### Request
Look through the records below, and copy out every line that holds the string "вершины".

(Collected data entries)
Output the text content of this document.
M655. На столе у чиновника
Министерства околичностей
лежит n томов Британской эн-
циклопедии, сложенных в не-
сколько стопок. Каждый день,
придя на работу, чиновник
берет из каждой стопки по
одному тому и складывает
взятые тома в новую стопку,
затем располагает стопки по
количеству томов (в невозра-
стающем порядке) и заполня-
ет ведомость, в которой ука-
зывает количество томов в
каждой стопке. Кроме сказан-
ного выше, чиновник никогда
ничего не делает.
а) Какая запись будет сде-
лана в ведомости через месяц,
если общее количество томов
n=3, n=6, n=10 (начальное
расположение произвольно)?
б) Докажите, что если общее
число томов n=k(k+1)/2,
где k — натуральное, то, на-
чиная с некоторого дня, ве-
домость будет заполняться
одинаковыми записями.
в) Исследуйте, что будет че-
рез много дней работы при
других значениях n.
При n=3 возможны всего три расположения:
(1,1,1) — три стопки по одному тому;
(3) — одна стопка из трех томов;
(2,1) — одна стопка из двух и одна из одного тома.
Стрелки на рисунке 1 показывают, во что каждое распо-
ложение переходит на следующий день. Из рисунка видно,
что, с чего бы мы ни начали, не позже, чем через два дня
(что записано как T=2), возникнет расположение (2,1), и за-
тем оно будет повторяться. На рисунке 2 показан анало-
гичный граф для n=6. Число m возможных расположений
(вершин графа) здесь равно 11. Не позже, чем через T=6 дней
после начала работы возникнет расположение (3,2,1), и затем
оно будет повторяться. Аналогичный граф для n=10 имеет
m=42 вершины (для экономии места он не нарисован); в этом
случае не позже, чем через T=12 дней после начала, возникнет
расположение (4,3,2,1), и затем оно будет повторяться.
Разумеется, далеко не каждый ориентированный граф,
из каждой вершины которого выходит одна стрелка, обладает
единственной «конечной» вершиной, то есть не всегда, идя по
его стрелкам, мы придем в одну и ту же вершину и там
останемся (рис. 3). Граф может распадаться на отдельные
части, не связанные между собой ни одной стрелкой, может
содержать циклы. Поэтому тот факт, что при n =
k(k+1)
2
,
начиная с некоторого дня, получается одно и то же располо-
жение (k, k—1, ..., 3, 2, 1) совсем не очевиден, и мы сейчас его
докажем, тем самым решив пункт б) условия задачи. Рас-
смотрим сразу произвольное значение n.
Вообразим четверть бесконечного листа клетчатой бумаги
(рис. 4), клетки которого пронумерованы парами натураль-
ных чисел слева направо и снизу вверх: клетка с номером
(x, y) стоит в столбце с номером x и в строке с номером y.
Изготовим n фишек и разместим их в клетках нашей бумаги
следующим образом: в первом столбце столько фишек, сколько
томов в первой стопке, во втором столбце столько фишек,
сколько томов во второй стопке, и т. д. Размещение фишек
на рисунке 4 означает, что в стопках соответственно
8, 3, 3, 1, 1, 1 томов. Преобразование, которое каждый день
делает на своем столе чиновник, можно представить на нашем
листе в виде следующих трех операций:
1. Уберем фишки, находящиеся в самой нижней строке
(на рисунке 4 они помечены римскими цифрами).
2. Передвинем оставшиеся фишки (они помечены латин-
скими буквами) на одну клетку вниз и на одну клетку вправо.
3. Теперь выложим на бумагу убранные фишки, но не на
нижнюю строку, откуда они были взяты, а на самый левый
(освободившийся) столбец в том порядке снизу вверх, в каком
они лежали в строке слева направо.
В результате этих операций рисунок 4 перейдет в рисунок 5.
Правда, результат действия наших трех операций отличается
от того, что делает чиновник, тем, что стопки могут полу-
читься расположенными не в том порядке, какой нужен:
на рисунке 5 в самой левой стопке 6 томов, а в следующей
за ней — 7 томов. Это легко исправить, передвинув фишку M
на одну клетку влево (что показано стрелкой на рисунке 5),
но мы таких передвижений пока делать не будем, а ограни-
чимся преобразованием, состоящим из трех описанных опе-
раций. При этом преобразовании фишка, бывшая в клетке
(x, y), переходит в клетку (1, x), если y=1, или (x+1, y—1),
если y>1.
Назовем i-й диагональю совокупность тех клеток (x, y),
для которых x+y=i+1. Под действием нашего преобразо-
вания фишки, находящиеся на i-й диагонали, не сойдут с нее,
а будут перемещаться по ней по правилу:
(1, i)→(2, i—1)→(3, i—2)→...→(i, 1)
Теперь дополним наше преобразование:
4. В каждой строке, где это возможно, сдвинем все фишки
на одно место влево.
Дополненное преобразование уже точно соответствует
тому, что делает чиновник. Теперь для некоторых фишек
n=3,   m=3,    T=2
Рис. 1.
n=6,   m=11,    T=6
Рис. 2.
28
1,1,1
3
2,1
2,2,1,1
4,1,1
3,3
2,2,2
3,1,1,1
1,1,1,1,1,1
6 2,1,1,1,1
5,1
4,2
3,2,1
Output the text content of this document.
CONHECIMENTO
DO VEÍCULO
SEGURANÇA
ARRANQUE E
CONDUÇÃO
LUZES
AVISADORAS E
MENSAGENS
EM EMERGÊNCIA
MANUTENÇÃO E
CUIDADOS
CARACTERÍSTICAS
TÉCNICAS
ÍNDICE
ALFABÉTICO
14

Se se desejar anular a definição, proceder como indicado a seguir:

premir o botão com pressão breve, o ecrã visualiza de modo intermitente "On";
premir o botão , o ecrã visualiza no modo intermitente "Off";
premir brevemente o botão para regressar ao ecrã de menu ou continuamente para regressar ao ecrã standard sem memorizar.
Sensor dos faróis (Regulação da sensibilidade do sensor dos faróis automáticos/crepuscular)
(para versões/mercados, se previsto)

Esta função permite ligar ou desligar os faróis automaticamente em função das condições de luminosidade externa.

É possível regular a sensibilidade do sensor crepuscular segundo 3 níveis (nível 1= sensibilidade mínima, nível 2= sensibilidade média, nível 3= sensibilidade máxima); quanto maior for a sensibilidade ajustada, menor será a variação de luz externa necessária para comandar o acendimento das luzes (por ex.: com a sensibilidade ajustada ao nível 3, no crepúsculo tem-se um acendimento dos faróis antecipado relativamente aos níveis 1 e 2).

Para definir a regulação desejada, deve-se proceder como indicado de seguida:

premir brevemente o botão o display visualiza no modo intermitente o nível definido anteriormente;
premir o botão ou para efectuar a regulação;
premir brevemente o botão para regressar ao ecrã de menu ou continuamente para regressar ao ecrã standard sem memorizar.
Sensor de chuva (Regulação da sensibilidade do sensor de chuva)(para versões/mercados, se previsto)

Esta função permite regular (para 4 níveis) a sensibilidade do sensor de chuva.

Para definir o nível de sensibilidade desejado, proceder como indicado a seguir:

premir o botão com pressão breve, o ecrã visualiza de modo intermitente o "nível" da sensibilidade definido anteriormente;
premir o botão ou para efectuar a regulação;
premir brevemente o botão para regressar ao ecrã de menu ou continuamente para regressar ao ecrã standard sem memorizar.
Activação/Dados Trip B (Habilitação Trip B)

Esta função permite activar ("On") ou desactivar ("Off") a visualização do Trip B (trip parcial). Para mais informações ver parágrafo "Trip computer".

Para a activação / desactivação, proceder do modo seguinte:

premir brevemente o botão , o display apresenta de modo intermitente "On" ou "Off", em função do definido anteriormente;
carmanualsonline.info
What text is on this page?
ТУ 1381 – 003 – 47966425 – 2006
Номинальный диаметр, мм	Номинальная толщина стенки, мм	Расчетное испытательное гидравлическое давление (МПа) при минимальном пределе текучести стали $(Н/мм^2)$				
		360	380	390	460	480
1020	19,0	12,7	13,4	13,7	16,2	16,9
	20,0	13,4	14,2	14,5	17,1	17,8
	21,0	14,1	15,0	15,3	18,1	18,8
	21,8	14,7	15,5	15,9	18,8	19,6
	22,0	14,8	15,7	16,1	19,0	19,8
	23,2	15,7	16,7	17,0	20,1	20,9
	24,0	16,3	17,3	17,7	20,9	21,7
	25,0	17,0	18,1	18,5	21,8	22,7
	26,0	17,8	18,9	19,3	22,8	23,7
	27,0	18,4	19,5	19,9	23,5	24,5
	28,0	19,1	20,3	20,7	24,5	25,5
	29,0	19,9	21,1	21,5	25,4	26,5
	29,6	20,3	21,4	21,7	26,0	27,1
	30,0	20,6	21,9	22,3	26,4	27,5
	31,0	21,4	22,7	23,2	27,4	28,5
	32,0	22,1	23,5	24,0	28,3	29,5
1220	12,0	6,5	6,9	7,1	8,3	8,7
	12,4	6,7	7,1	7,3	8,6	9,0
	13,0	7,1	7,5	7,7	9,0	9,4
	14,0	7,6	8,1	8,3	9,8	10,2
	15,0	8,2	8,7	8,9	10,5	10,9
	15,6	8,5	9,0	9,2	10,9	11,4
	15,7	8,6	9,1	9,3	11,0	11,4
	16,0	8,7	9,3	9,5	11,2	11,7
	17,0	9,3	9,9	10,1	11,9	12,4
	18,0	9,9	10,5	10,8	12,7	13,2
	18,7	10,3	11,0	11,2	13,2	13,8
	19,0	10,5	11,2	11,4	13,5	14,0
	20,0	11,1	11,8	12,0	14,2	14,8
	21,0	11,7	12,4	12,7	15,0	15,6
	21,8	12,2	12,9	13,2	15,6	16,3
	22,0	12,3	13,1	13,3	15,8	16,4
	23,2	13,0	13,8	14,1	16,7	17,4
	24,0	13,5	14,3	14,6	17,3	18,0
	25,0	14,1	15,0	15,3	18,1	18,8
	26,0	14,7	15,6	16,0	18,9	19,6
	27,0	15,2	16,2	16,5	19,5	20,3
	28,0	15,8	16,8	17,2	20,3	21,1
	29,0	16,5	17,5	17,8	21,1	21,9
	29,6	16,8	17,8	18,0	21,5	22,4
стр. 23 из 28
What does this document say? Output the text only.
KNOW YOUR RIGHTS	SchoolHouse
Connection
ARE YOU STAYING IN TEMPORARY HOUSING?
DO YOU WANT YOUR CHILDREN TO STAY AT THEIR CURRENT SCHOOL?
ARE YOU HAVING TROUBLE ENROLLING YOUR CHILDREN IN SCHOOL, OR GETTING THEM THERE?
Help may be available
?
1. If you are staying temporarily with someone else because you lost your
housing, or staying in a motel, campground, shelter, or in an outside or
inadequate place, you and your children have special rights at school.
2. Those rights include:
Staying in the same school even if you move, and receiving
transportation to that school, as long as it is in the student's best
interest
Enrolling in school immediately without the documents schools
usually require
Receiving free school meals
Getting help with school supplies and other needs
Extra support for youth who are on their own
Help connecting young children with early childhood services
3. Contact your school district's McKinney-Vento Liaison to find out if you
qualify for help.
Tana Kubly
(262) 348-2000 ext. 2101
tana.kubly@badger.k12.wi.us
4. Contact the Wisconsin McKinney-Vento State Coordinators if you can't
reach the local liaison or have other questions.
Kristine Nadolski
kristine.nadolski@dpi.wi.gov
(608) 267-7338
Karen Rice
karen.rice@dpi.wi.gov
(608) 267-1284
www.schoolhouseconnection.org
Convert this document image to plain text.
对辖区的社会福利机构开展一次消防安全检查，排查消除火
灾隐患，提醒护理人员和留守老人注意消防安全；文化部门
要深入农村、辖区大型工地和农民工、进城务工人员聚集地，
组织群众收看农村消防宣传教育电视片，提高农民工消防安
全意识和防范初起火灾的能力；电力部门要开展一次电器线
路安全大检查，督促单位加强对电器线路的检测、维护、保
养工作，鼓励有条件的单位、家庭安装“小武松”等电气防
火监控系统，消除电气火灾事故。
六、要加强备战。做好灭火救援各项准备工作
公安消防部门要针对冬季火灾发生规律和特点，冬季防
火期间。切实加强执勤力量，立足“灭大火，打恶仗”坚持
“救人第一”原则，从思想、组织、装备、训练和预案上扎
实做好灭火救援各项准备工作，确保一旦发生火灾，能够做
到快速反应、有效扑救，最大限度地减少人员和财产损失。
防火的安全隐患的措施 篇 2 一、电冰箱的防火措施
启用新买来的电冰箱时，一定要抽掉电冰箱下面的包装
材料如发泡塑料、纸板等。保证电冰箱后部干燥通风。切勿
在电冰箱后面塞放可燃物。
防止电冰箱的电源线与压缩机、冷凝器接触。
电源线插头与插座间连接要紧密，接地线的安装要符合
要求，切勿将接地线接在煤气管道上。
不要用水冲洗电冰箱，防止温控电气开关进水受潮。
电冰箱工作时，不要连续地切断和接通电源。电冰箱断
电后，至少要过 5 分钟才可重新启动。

### Answer to this problem
m=42 вершины (для экономии места он не нарисован); в этом
из каждой вершины которого выходит одна стрелка, обладает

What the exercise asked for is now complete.